| What to do |
Repeat all the material exactly; pictures stay out of your copy.

[Entries with figure data]
▬▬▬
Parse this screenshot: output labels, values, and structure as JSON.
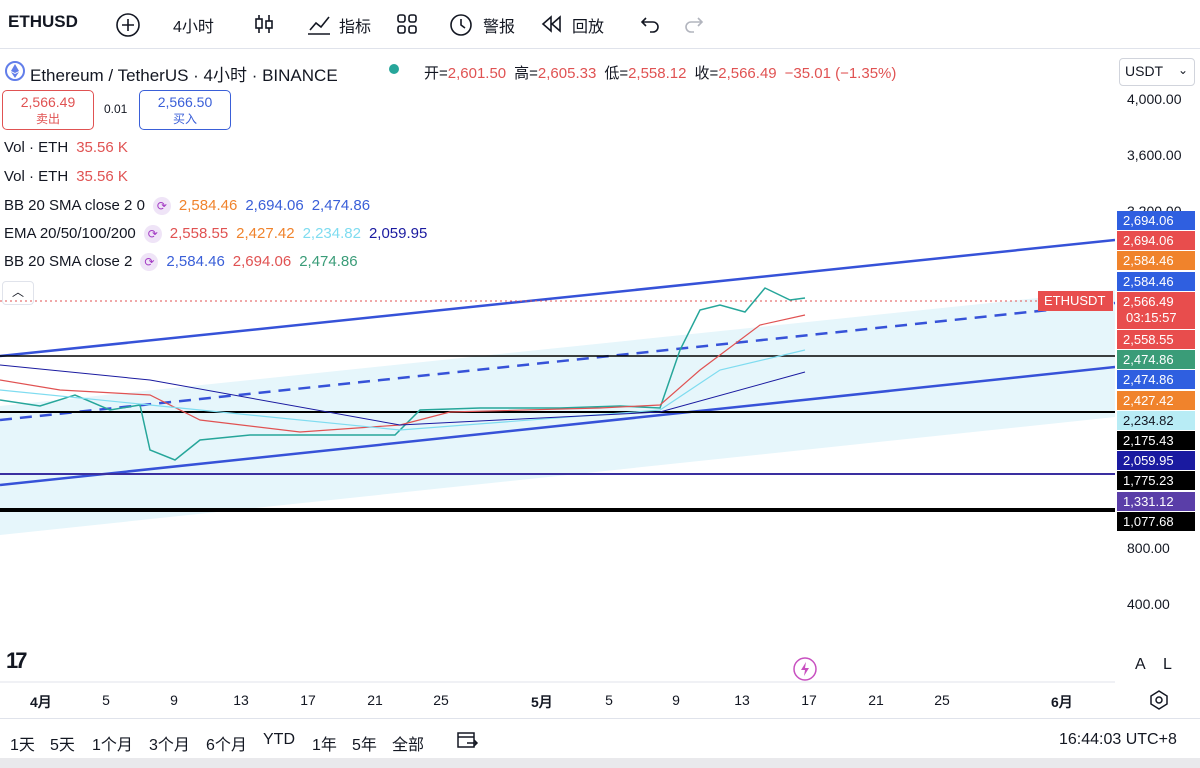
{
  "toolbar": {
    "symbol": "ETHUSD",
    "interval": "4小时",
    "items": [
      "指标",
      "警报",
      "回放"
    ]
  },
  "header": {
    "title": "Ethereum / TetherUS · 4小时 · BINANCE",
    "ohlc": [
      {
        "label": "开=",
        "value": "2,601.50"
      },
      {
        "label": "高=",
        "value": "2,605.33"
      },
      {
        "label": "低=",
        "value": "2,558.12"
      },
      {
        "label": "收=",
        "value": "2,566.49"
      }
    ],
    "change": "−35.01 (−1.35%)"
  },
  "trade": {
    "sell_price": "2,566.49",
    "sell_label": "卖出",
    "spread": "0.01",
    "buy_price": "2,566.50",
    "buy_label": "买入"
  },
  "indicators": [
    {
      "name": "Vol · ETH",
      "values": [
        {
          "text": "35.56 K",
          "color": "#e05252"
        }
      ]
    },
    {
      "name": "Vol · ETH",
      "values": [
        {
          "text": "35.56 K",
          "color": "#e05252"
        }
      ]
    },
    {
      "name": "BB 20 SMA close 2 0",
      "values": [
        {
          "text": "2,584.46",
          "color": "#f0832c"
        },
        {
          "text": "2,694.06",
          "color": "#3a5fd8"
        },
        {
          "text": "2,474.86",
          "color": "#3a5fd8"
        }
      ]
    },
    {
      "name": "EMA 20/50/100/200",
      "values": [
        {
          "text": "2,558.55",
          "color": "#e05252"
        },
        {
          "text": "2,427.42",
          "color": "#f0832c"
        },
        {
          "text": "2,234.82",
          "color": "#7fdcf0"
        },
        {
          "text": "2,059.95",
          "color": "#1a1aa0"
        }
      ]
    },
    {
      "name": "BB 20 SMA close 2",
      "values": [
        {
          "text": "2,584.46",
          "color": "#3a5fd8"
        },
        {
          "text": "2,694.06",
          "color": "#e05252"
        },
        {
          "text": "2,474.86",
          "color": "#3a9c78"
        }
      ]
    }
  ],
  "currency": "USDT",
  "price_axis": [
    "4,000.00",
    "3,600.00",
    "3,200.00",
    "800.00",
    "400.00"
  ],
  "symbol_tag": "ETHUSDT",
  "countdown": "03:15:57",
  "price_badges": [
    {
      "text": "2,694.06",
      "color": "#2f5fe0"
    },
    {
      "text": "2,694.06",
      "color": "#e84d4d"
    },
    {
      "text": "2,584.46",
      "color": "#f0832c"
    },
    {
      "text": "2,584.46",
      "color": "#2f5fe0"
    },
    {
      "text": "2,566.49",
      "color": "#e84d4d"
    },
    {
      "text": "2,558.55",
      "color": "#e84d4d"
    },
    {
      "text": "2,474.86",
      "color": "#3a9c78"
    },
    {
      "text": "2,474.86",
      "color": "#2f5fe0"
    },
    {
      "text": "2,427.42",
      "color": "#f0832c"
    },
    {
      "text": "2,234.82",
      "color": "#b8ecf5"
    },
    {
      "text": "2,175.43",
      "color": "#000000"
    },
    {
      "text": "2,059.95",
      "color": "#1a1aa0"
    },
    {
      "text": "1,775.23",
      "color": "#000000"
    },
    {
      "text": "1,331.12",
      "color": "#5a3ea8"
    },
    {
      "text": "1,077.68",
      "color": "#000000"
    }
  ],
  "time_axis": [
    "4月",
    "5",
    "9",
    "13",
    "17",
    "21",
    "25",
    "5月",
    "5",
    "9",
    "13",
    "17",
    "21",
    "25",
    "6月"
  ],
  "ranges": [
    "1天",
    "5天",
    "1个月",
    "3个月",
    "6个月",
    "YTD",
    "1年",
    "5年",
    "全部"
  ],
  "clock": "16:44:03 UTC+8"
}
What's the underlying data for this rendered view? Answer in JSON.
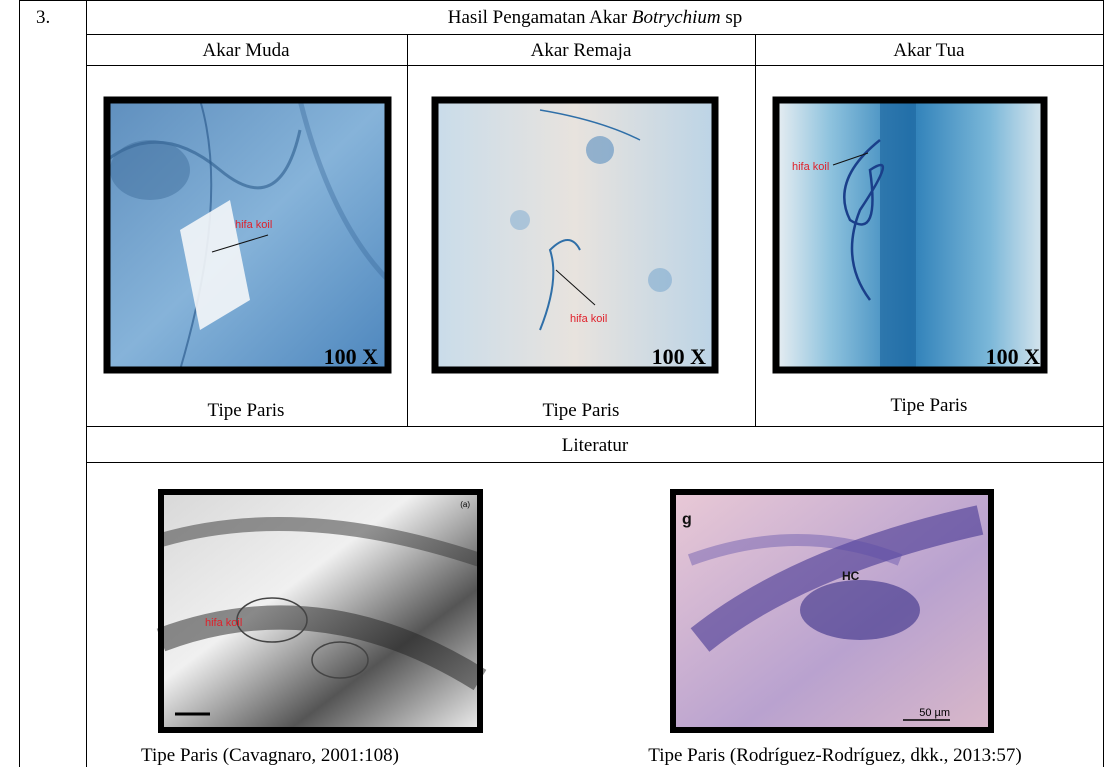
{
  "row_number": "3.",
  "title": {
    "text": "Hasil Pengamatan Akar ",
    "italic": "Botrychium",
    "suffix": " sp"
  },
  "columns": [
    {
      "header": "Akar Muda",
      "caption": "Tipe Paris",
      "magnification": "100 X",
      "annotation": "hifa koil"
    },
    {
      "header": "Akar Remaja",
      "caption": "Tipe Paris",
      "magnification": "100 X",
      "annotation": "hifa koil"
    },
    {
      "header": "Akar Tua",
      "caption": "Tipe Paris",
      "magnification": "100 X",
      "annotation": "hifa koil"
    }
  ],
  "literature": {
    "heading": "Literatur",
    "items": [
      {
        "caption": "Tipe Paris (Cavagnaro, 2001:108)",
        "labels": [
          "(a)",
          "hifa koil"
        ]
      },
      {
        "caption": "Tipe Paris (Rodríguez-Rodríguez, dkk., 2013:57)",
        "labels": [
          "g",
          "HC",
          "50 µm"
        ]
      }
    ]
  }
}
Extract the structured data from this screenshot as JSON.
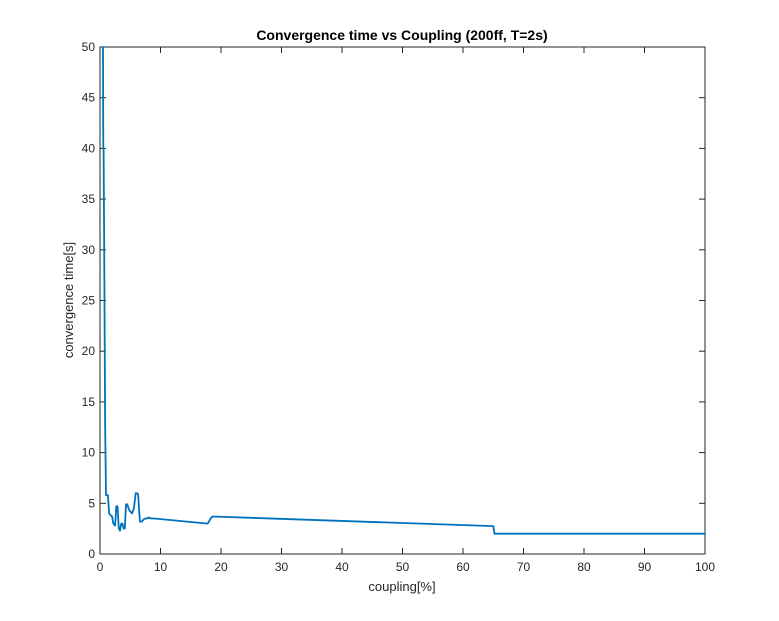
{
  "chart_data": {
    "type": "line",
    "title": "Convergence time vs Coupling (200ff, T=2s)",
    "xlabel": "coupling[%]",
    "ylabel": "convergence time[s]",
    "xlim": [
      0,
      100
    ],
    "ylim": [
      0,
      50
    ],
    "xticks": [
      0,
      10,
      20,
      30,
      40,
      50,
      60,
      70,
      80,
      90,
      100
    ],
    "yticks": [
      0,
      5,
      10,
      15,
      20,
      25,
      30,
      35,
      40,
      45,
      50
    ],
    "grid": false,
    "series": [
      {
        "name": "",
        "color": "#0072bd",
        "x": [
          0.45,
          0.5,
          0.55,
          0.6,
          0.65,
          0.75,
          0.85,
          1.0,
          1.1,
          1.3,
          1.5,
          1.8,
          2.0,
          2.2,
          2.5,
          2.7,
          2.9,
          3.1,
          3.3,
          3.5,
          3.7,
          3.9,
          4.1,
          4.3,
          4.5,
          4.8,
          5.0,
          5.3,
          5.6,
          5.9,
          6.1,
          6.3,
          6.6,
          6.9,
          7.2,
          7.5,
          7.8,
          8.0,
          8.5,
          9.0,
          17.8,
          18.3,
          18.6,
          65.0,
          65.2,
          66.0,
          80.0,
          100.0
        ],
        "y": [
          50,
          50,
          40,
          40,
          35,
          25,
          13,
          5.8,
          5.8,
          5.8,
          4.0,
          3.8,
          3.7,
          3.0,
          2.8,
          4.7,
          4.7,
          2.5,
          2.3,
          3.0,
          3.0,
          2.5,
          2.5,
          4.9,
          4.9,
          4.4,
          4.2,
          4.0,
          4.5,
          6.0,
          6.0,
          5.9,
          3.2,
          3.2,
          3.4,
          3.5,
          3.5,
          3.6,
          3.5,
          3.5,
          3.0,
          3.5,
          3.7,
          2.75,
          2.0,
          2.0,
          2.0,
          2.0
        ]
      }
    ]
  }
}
▬▬▬
| Answer for the task |
Parse this screenshot: output labels, values, and structure as JSON.
{
  "toolbar": {
    "symbol": "ETHUSD",
    "interval": "4小时",
    "items": [
      "指标",
      "警报",
      "回放"
    ]
  },
  "header": {
    "title": "Ethereum / TetherUS · 4小时 · BINANCE",
    "ohlc": [
      {
        "label": "开=",
        "value": "2,601.50"
      },
      {
        "label": "高=",
        "value": "2,605.33"
      },
      {
        "label": "低=",
        "value": "2,558.12"
      },
      {
        "label": "收=",
        "value": "2,566.49"
      }
    ],
    "change": "−35.01 (−1.35%)"
  },
  "trade": {
    "sell_price": "2,566.49",
    "sell_label": "卖出",
    "spread": "0.01",
    "buy_price": "2,566.50",
    "buy_label": "买入"
  },
  "indicators": [
    {
      "name": "Vol · ETH",
      "values": [
        {
          "text": "35.56 K",
          "color": "#e05252"
        }
      ]
    },
    {
      "name": "Vol · ETH",
      "values": [
        {
          "text": "35.56 K",
          "color": "#e05252"
        }
      ]
    },
    {
      "name": "BB 20 SMA close 2 0",
      "values": [
        {
          "text": "2,584.46",
          "color": "#f0832c"
        },
        {
          "text": "2,694.06",
          "color": "#3a5fd8"
        },
        {
          "text": "2,474.86",
          "color": "#3a5fd8"
        }
      ]
    },
    {
      "name": "EMA 20/50/100/200",
      "values": [
        {
          "text": "2,558.55",
          "color": "#e05252"
        },
        {
          "text": "2,427.42",
          "color": "#f0832c"
        },
        {
          "text": "2,234.82",
          "color": "#7fdcf0"
        },
        {
          "text": "2,059.95",
          "color": "#1a1aa0"
        }
      ]
    },
    {
      "name": "BB 20 SMA close 2",
      "values": [
        {
          "text": "2,584.46",
          "color": "#3a5fd8"
        },
        {
          "text": "2,694.06",
          "color": "#e05252"
        },
        {
          "text": "2,474.86",
          "color": "#3a9c78"
        }
      ]
    }
  ],
  "currency": "USDT",
  "price_axis": [
    "4,000.00",
    "3,600.00",
    "3,200.00",
    "800.00",
    "400.00"
  ],
  "symbol_tag": "ETHUSDT",
  "countdown": "03:15:57",
  "price_badges": [
    {
      "text": "2,694.06",
      "color": "#2f5fe0"
    },
    {
      "text": "2,694.06",
      "color": "#e84d4d"
    },
    {
      "text": "2,584.46",
      "color": "#f0832c"
    },
    {
      "text": "2,584.46",
      "color": "#2f5fe0"
    },
    {
      "text": "2,566.49",
      "color": "#e84d4d"
    },
    {
      "text": "2,558.55",
      "color": "#e84d4d"
    },
    {
      "text": "2,474.86",
      "color": "#3a9c78"
    },
    {
      "text": "2,474.86",
      "color": "#2f5fe0"
    },
    {
      "text": "2,427.42",
      "color": "#f0832c"
    },
    {
      "text": "2,234.82",
      "color": "#b8ecf5"
    },
    {
      "text": "2,175.43",
      "color": "#000000"
    },
    {
      "text": "2,059.95",
      "color": "#1a1aa0"
    },
    {
      "text": "1,775.23",
      "color": "#000000"
    },
    {
      "text": "1,331.12",
      "color": "#5a3ea8"
    },
    {
      "text": "1,077.68",
      "color": "#000000"
    }
  ],
  "time_axis": [
    "4月",
    "5",
    "9",
    "13",
    "17",
    "21",
    "25",
    "5月",
    "5",
    "9",
    "13",
    "17",
    "21",
    "25",
    "6月"
  ],
  "ranges": [
    "1天",
    "5天",
    "1个月",
    "3个月",
    "6个月",
    "YTD",
    "1年",
    "5年",
    "全部"
  ],
  "clock": "16:44:03 UTC+8"
}
What's the underlying data for this rendered view? Answer in JSON.
{
  "row_number": "3.",
  "title": {
    "text": "Hasil Pengamatan Akar ",
    "italic": "Botrychium",
    "suffix": " sp"
  },
  "columns": [
    {
      "header": "Akar Muda",
      "caption": "Tipe Paris",
      "magnification": "100 X",
      "annotation": "hifa koil"
    },
    {
      "header": "Akar Remaja",
      "caption": "Tipe Paris",
      "magnification": "100 X",
      "annotation": "hifa koil"
    },
    {
      "header": "Akar Tua",
      "caption": "Tipe Paris",
      "magnification": "100 X",
      "annotation": "hifa koil"
    }
  ],
  "literature": {
    "heading": "Literatur",
    "items": [
      {
        "caption": "Tipe Paris (Cavagnaro, 2001:108)",
        "labels": [
          "(a)",
          "hifa koil"
        ]
      },
      {
        "caption": "Tipe Paris (Rodríguez-Rodríguez, dkk., 2013:57)",
        "labels": [
          "g",
          "HC",
          "50 µm"
        ]
      }
    ]
  }
}
Extract the structured data from this screenshot as JSON.
{
  "chart_data": {
    "type": "line",
    "title": "Convergence time vs Coupling (200ff, T=2s)",
    "xlabel": "coupling[%]",
    "ylabel": "convergence time[s]",
    "xlim": [
      0,
      100
    ],
    "ylim": [
      0,
      50
    ],
    "xticks": [
      0,
      10,
      20,
      30,
      40,
      50,
      60,
      70,
      80,
      90,
      100
    ],
    "yticks": [
      0,
      5,
      10,
      15,
      20,
      25,
      30,
      35,
      40,
      45,
      50
    ],
    "grid": false,
    "series": [
      {
        "name": "",
        "color": "#0072bd",
        "x": [
          0.45,
          0.5,
          0.55,
          0.6,
          0.65,
          0.75,
          0.85,
          1.0,
          1.1,
          1.3,
          1.5,
          1.8,
          2.0,
          2.2,
          2.5,
          2.7,
          2.9,
          3.1,
          3.3,
          3.5,
          3.7,
          3.9,
          4.1,
          4.3,
          4.5,
          4.8,
          5.0,
          5.3,
          5.6,
          5.9,
          6.1,
          6.3,
          6.6,
          6.9,
          7.2,
          7.5,
          7.8,
          8.0,
          8.5,
          9.0,
          17.8,
          18.3,
          18.6,
          65.0,
          65.2,
          66.0,
          80.0,
          100.0
        ],
        "y": [
          50,
          50,
          40,
          40,
          35,
          25,
          13,
          5.8,
          5.8,
          5.8,
          4.0,
          3.8,
          3.7,
          3.0,
          2.8,
          4.7,
          4.7,
          2.5,
          2.3,
          3.0,
          3.0,
          2.5,
          2.5,
          4.9,
          4.9,
          4.4,
          4.2,
          4.0,
          4.5,
          6.0,
          6.0,
          5.9,
          3.2,
          3.2,
          3.4,
          3.5,
          3.5,
          3.6,
          3.5,
          3.5,
          3.0,
          3.5,
          3.7,
          2.75,
          2.0,
          2.0,
          2.0,
          2.0
        ]
      }
    ]
  }
}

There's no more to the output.